Supplied material:
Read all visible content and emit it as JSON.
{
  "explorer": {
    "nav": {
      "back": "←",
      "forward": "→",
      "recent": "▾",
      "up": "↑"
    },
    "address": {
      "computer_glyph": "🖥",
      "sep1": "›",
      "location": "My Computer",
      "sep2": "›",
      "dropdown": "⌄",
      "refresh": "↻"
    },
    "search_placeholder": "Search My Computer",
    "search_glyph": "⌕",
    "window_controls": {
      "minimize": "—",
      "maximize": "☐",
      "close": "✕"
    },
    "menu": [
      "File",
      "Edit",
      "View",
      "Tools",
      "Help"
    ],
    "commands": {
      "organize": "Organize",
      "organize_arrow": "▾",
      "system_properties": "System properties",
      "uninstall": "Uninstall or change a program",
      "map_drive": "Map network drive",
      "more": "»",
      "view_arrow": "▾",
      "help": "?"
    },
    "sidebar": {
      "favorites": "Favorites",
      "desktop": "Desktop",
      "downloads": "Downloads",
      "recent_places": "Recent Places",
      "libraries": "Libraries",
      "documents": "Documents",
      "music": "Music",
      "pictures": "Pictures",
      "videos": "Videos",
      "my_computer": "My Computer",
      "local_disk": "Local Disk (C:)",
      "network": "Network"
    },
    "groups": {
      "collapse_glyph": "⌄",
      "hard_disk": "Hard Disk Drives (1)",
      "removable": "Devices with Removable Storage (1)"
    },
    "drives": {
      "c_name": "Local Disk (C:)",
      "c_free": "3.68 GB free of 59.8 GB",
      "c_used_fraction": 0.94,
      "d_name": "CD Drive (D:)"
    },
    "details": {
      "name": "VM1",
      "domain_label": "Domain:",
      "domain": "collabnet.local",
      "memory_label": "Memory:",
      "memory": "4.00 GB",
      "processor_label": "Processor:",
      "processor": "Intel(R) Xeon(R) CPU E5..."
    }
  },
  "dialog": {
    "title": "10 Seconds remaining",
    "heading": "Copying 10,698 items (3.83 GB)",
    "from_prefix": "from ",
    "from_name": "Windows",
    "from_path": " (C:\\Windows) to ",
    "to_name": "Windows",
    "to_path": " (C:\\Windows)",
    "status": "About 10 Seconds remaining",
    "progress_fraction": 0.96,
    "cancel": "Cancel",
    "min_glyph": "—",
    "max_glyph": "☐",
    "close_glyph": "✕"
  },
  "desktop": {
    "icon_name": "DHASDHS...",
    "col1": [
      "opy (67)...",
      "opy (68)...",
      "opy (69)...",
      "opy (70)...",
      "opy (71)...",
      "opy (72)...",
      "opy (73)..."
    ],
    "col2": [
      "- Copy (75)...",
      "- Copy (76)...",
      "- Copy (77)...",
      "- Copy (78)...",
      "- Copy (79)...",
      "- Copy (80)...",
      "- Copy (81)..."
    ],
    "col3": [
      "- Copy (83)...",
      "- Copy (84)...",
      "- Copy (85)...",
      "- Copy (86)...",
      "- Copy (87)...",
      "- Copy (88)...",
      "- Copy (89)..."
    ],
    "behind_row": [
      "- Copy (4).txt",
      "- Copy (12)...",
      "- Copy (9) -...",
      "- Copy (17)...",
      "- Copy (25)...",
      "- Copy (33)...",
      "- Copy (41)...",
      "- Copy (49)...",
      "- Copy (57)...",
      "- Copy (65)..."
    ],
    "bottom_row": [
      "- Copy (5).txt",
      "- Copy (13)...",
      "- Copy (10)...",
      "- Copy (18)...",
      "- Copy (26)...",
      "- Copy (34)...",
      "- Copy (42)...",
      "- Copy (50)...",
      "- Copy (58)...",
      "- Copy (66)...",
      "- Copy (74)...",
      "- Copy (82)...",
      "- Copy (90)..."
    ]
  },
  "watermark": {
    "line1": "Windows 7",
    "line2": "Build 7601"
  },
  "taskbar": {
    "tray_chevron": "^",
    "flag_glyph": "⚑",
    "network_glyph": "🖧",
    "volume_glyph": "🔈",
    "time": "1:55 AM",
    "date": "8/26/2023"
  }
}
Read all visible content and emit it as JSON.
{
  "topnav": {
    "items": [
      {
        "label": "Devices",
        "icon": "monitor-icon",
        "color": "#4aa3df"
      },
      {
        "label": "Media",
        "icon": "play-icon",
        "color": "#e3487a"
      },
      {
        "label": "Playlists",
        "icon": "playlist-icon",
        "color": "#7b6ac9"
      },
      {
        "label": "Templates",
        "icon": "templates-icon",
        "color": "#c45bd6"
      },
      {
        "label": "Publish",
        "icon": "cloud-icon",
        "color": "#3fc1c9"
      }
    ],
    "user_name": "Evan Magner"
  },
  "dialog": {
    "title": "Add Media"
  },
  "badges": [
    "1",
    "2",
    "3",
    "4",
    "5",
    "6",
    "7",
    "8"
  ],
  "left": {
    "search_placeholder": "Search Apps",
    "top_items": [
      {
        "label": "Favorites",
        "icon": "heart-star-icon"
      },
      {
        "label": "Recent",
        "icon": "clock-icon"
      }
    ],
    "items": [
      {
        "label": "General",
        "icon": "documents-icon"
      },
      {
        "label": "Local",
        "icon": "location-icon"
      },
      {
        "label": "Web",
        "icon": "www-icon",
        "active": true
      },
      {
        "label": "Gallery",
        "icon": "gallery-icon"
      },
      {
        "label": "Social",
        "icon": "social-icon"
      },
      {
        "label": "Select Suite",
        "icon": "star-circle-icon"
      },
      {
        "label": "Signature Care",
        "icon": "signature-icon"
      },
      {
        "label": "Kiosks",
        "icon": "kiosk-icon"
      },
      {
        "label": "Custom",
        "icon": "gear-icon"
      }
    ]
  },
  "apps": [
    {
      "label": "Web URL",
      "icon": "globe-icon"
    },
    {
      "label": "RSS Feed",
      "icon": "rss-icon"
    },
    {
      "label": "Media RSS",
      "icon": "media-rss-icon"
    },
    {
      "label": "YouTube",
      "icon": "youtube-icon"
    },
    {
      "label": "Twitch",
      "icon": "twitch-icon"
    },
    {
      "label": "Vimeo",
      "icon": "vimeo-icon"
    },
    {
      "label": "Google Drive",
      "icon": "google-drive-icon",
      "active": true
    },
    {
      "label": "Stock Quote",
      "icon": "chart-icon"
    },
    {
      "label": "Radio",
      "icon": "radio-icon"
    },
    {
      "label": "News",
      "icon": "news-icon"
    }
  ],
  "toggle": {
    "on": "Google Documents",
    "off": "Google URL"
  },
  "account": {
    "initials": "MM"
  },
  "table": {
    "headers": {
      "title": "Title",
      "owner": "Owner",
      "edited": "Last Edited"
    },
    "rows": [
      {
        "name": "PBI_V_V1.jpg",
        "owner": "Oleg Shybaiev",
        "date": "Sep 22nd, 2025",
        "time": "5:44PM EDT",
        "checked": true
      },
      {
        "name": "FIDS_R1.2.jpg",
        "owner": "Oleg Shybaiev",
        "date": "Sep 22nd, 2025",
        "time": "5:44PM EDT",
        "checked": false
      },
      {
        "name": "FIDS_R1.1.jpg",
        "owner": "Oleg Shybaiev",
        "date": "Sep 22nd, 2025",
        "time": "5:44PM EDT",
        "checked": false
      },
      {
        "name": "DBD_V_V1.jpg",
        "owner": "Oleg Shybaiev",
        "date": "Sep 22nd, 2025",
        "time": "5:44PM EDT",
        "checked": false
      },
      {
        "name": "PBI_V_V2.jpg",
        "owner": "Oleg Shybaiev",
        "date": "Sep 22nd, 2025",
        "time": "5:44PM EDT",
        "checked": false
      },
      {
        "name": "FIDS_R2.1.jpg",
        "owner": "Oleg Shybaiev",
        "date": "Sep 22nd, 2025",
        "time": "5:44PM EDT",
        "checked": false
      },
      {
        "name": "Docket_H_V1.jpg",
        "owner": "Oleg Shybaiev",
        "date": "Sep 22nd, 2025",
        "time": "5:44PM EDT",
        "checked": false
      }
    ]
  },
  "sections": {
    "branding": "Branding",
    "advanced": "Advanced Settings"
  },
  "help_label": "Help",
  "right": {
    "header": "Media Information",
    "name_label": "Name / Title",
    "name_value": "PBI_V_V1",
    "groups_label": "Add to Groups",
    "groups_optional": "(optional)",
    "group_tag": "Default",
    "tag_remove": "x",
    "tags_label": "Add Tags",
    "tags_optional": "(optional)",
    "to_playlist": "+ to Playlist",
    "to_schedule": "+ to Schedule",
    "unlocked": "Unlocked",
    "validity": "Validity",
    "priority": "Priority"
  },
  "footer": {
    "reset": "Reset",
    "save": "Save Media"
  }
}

Directions for this task:
Across the data above, how many lines include the word "true"? Give only the count.

The reply:
3